Copy every line of the material below, leaving each one unchanged.

[Element placement data]
-.-.-
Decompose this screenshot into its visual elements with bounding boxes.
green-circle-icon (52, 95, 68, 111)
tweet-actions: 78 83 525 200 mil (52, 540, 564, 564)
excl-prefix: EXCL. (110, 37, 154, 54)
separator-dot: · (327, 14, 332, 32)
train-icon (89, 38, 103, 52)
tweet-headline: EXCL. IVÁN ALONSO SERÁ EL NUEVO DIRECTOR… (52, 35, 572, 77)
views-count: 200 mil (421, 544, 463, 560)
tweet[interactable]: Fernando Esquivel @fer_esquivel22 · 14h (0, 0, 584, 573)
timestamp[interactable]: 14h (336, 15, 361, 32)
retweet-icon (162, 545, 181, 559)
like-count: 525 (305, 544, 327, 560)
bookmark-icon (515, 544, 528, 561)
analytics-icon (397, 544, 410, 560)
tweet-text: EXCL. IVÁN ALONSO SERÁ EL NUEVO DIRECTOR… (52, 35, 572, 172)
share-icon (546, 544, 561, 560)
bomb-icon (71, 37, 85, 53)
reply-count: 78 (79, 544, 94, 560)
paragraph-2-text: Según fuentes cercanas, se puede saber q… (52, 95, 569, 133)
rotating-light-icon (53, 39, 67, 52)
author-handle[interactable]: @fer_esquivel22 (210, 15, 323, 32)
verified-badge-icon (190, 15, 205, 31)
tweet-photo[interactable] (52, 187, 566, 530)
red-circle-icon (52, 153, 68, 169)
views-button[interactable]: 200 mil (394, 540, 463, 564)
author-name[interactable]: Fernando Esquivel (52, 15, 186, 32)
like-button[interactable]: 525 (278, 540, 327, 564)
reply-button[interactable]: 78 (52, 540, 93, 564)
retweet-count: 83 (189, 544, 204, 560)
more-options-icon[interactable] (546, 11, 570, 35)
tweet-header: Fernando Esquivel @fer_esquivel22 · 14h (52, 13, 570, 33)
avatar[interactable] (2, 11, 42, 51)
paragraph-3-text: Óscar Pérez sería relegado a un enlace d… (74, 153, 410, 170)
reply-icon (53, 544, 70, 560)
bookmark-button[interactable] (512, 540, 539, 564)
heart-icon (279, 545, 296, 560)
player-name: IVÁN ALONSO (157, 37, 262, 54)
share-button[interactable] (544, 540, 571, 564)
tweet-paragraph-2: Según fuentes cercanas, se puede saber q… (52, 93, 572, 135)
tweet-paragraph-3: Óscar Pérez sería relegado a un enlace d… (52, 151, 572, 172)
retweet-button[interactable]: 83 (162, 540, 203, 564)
-.-.-
SOLUTION:
Decompose this screenshot into its visual elements with bounding boxes.
green-circle-icon (52, 95, 68, 111)
tweet-actions: 78 83 525 200 mil (52, 540, 564, 564)
excl-prefix: EXCL. (110, 37, 154, 54)
separator-dot: · (327, 14, 332, 32)
train-icon (89, 38, 103, 52)
tweet-headline: EXCL. IVÁN ALONSO SERÁ EL NUEVO DIRECTOR… (52, 35, 572, 77)
views-count: 200 mil (421, 544, 463, 560)
tweet[interactable]: Fernando Esquivel @fer_esquivel22 · 14h (0, 0, 584, 573)
timestamp[interactable]: 14h (336, 15, 361, 32)
retweet-icon (162, 545, 181, 559)
like-count: 525 (305, 544, 327, 560)
bookmark-icon (515, 544, 528, 561)
analytics-icon (397, 544, 410, 560)
tweet-text: EXCL. IVÁN ALONSO SERÁ EL NUEVO DIRECTOR… (52, 35, 572, 172)
share-icon (546, 544, 561, 560)
bomb-icon (71, 37, 85, 53)
reply-count: 78 (79, 544, 94, 560)
paragraph-2-text: Según fuentes cercanas, se puede saber q… (52, 95, 569, 133)
rotating-light-icon (53, 39, 67, 52)
author-handle[interactable]: @fer_esquivel22 (210, 15, 323, 32)
verified-badge-icon (190, 15, 205, 31)
tweet-photo[interactable] (52, 187, 566, 530)
red-circle-icon (52, 153, 68, 169)
views-button[interactable]: 200 mil (394, 540, 463, 564)
author-name[interactable]: Fernando Esquivel (52, 15, 186, 32)
like-button[interactable]: 525 (278, 540, 327, 564)
reply-button[interactable]: 78 (52, 540, 93, 564)
retweet-count: 83 (189, 544, 204, 560)
more-options-icon[interactable] (546, 11, 570, 35)
tweet-header: Fernando Esquivel @fer_esquivel22 · 14h (52, 13, 570, 33)
avatar[interactable] (2, 11, 42, 51)
paragraph-3-text: Óscar Pérez sería relegado a un enlace d… (74, 153, 410, 170)
reply-icon (53, 544, 70, 560)
bookmark-button[interactable] (512, 540, 539, 564)
heart-icon (279, 545, 296, 560)
player-name: IVÁN ALONSO (157, 37, 262, 54)
share-button[interactable] (544, 540, 571, 564)
tweet-paragraph-2: Según fuentes cercanas, se puede saber q… (52, 93, 572, 135)
tweet-paragraph-3: Óscar Pérez sería relegado a un enlace d… (52, 151, 572, 172)
retweet-button[interactable]: 83 (162, 540, 203, 564)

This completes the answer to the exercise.